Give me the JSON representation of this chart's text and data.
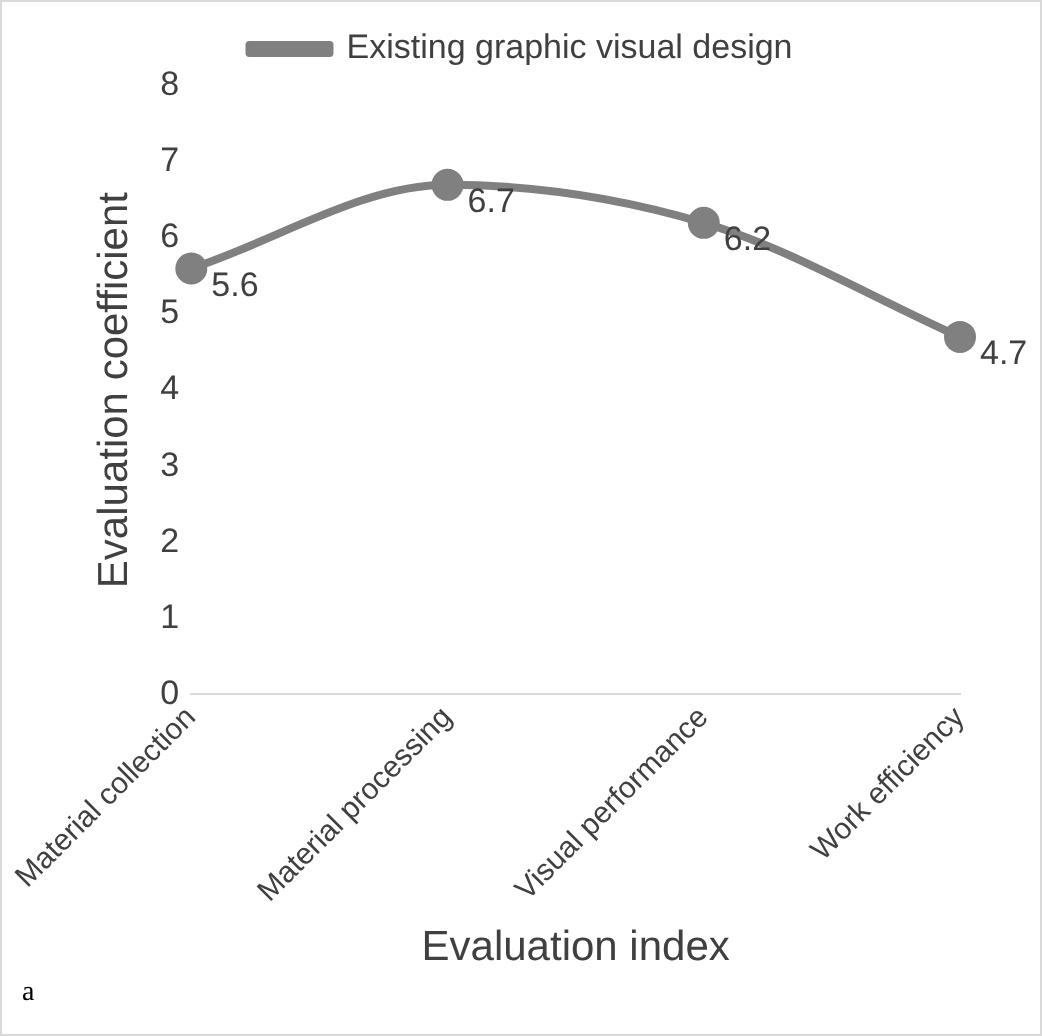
{
  "chart_data": {
    "type": "line",
    "xlabel": "Evaluation index",
    "ylabel": "Evaluation coefficient",
    "categories": [
      "Material collection",
      "Material processing",
      "Visual performance",
      "Work efficiency"
    ],
    "series": [
      {
        "name": "Existing graphic visual design",
        "color": "#808080",
        "values": [
          5.6,
          6.7,
          6.2,
          4.7
        ]
      }
    ],
    "ylim": [
      0,
      8
    ],
    "yticks": [
      0,
      1,
      2,
      3,
      4,
      5,
      6,
      7,
      8
    ],
    "grid": false,
    "legend": "top",
    "marker": "circle",
    "line_style": "solid",
    "data_labels": true,
    "annotations": [
      "a"
    ]
  }
}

========================================

Given problem. Nothing but the pictures may be dropped; output the records above exactly.

Solution for this task.
Give me the JSON representation of this chart's text and data.
{
  "chart_data": {
    "type": "line",
    "xlabel": "Evaluation index",
    "ylabel": "Evaluation coefficient",
    "categories": [
      "Material collection",
      "Material processing",
      "Visual performance",
      "Work efficiency"
    ],
    "series": [
      {
        "name": "Existing graphic visual design",
        "color": "#808080",
        "values": [
          5.6,
          6.7,
          6.2,
          4.7
        ]
      }
    ],
    "ylim": [
      0,
      8
    ],
    "yticks": [
      0,
      1,
      2,
      3,
      4,
      5,
      6,
      7,
      8
    ],
    "grid": false,
    "legend": "top",
    "marker": "circle",
    "line_style": "solid",
    "data_labels": true,
    "annotations": [
      "a"
    ]
  }
}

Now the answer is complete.